• EXERCISE OBJECTIVE
Each entry below is to be extracted exactly.

• Dataset items
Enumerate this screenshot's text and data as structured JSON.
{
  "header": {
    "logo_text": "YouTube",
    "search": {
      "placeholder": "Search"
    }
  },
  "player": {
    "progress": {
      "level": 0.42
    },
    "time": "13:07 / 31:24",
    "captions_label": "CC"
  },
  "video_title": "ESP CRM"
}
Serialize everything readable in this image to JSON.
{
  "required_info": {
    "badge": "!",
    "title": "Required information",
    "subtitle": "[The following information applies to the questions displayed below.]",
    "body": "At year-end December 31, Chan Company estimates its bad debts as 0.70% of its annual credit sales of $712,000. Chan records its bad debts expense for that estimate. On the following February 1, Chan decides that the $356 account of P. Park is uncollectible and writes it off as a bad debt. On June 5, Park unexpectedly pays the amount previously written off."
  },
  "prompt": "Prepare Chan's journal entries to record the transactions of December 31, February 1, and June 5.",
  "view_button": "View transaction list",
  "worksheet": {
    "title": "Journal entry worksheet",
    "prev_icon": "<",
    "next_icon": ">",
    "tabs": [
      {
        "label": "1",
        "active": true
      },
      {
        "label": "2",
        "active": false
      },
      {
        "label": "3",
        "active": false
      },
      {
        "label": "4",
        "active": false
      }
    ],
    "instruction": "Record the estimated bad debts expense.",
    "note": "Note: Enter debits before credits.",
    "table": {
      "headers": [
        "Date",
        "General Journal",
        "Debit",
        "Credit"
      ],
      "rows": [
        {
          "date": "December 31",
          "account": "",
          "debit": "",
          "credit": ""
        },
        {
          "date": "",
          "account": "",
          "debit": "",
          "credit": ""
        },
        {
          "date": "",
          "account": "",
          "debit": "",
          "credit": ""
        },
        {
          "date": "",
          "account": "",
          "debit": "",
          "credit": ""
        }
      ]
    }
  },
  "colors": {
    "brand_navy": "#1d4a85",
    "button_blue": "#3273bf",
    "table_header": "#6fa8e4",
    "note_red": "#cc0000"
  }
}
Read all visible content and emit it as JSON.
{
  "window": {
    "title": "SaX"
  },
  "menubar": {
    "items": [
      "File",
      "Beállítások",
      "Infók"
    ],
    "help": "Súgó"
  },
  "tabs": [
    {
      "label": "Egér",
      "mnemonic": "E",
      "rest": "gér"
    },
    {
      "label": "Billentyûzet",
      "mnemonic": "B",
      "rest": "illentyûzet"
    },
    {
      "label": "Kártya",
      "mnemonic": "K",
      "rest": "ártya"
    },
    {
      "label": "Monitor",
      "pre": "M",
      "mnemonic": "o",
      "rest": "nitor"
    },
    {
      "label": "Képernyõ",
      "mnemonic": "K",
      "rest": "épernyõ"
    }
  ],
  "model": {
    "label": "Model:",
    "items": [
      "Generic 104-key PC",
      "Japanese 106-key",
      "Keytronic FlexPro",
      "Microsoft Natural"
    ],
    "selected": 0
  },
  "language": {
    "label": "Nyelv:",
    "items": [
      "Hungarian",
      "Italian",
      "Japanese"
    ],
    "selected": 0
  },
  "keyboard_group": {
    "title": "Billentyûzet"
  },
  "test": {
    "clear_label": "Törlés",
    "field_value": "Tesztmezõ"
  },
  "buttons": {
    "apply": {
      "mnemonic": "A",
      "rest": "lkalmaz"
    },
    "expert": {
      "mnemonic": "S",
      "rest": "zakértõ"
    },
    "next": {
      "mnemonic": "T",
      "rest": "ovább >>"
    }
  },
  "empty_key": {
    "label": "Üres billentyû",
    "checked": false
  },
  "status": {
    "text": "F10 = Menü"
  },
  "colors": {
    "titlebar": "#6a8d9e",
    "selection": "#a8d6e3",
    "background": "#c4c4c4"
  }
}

• ANSWER TO THE EXERCISE
Enumerate this screenshot's text and data as structured JSON.
{
  "header": {
    "logo_text": "YouTube",
    "search": {
      "placeholder": "Search"
    }
  },
  "player": {
    "progress": {
      "level": 0.42
    },
    "time": "13:07 / 31:24",
    "captions_label": "CC"
  },
  "video_title": "ESP CRM"
}
Serialize everything readable in this image to JSON.
{
  "required_info": {
    "badge": "!",
    "title": "Required information",
    "subtitle": "[The following information applies to the questions displayed below.]",
    "body": "At year-end December 31, Chan Company estimates its bad debts as 0.70% of its annual credit sales of $712,000. Chan records its bad debts expense for that estimate. On the following February 1, Chan decides that the $356 account of P. Park is uncollectible and writes it off as a bad debt. On June 5, Park unexpectedly pays the amount previously written off."
  },
  "prompt": "Prepare Chan's journal entries to record the transactions of December 31, February 1, and June 5.",
  "view_button": "View transaction list",
  "worksheet": {
    "title": "Journal entry worksheet",
    "prev_icon": "<",
    "next_icon": ">",
    "tabs": [
      {
        "label": "1",
        "active": true
      },
      {
        "label": "2",
        "active": false
      },
      {
        "label": "3",
        "active": false
      },
      {
        "label": "4",
        "active": false
      }
    ],
    "instruction": "Record the estimated bad debts expense.",
    "note": "Note: Enter debits before credits.",
    "table": {
      "headers": [
        "Date",
        "General Journal",
        "Debit",
        "Credit"
      ],
      "rows": [
        {
          "date": "December 31",
          "account": "",
          "debit": "",
          "credit": ""
        },
        {
          "date": "",
          "account": "",
          "debit": "",
          "credit": ""
        },
        {
          "date": "",
          "account": "",
          "debit": "",
          "credit": ""
        },
        {
          "date": "",
          "account": "",
          "debit": "",
          "credit": ""
        }
      ]
    }
  },
  "colors": {
    "brand_navy": "#1d4a85",
    "button_blue": "#3273bf",
    "table_header": "#6fa8e4",
    "note_red": "#cc0000"
  }
}
Read all visible content and emit it as JSON.
{
  "window": {
    "title": "SaX"
  },
  "menubar": {
    "items": [
      "File",
      "Beállítások",
      "Infók"
    ],
    "help": "Súgó"
  },
  "tabs": [
    {
      "label": "Egér",
      "mnemonic": "E",
      "rest": "gér"
    },
    {
      "label": "Billentyûzet",
      "mnemonic": "B",
      "rest": "illentyûzet"
    },
    {
      "label": "Kártya",
      "mnemonic": "K",
      "rest": "ártya"
    },
    {
      "label": "Monitor",
      "pre": "M",
      "mnemonic": "o",
      "rest": "nitor"
    },
    {
      "label": "Képernyõ",
      "mnemonic": "K",
      "rest": "épernyõ"
    }
  ],
  "model": {
    "label": "Model:",
    "items": [
      "Generic 104-key PC",
      "Japanese 106-key",
      "Keytronic FlexPro",
      "Microsoft Natural"
    ],
    "selected": 0
  },
  "language": {
    "label": "Nyelv:",
    "items": [
      "Hungarian",
      "Italian",
      "Japanese"
    ],
    "selected": 0
  },
  "keyboard_group": {
    "title": "Billentyûzet"
  },
  "test": {
    "clear_label": "Törlés",
    "field_value": "Tesztmezõ"
  },
  "buttons": {
    "apply": {
      "mnemonic": "A",
      "rest": "lkalmaz"
    },
    "expert": {
      "mnemonic": "S",
      "rest": "zakértõ"
    },
    "next": {
      "mnemonic": "T",
      "rest": "ovább >>"
    }
  },
  "empty_key": {
    "label": "Üres billentyû",
    "checked": false
  },
  "status": {
    "text": "F10 = Menü"
  },
  "colors": {
    "titlebar": "#6a8d9e",
    "selection": "#a8d6e3",
    "background": "#c4c4c4"
  }
}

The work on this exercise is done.